◆ **Aim**
Write out the passage on the European Central Bank starting with "Is leadership at" and going on through "the empress, Victoria.", switching "castle" to "palace".

Published 11/19/2019, 02:27 AM
Updated 09/02/2020, 02:05 AM

Is leadership at the European Central Bank (ECB) going from the imperious to the imperial? In one of her first acts as president of the ECB, Christine Lagarde, last week, took the other 24 members of the bank’s Governing Council to an offsite at a German five-star hotel housed in a 19th-century castle built by the empress, Victoria.

The goal, according to numerous media reports, was to discuss how best to repair relations between the council and the president after the governors of the eurozone's national central banks had grown frustrated with Mario Draghi’s tendency to take decisions on advice of his kitchen cabinet and present them as a fait accompli in monetary policy.

This was especially the case in the final decisions of the outgoing president to lower the benchmark interest rate a notch further into negative territory and to re-launch the asset purchase program at €20 billion a month for an indefinite period. As many as a third of the council members opposed this latter move, according to press reports.

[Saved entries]
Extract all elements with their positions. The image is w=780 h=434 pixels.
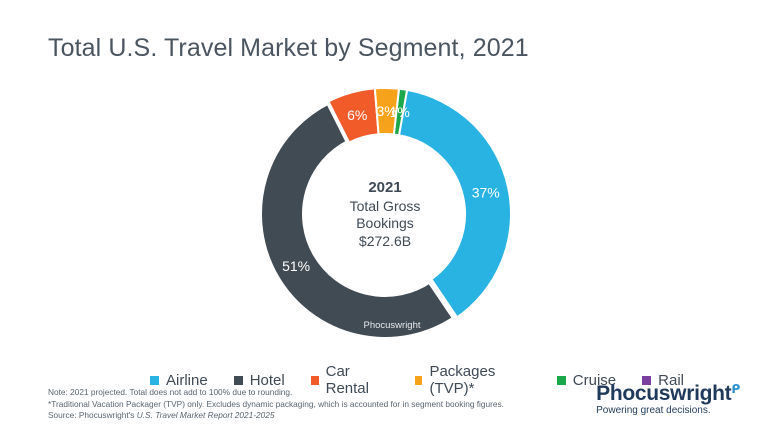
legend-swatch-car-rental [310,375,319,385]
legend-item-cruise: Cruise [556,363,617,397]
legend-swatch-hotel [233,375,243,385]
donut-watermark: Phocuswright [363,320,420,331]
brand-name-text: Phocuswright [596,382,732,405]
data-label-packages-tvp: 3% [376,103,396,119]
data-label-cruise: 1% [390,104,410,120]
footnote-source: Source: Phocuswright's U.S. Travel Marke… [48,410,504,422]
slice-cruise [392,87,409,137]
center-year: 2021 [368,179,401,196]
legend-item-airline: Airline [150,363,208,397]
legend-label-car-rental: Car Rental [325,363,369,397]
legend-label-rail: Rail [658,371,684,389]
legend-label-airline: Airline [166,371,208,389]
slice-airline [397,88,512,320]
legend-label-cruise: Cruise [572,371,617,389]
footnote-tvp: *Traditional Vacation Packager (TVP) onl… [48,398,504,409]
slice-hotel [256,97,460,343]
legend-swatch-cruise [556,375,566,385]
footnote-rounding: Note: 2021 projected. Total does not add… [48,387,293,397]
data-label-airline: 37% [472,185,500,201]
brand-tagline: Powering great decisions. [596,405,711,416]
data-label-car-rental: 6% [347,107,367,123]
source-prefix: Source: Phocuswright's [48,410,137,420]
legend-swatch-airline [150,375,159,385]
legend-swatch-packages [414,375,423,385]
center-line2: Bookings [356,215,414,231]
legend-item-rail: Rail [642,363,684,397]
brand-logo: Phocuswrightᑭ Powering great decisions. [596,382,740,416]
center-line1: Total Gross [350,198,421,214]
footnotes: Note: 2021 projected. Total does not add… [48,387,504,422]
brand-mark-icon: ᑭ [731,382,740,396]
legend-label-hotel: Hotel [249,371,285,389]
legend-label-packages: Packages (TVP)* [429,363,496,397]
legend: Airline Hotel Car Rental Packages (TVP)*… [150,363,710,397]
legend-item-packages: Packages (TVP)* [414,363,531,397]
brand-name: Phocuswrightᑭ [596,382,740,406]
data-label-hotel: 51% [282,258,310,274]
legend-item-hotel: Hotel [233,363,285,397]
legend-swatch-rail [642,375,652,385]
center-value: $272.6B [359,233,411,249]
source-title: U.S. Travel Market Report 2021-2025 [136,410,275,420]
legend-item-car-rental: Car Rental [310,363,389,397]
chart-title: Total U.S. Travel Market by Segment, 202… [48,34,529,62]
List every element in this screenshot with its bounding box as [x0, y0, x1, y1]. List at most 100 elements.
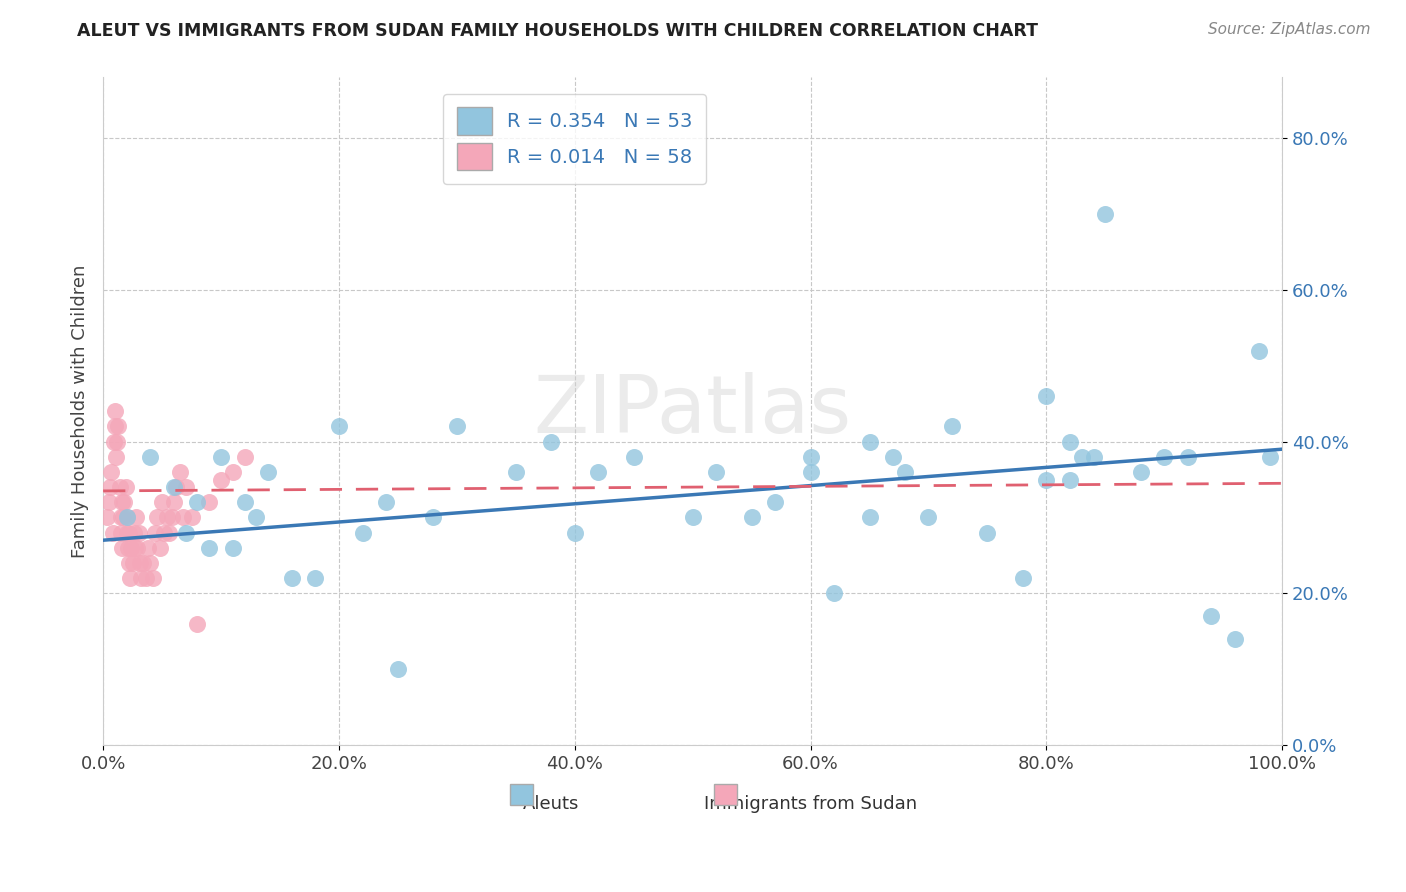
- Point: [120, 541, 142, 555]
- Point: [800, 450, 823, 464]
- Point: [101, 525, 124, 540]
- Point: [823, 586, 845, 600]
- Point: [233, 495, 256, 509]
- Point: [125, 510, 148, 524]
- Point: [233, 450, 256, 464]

◆ **Written solution**
Is leadership at the European Central Bank (ECB) going from the imperious to the imperial? In one of her first acts as president of the ECB, Christine Lagarde, last week, took the other 24 members of the bank’s Governing Council to an offsite at a German five-star hotel housed in a 19th-century palace built by the empress, Victoria.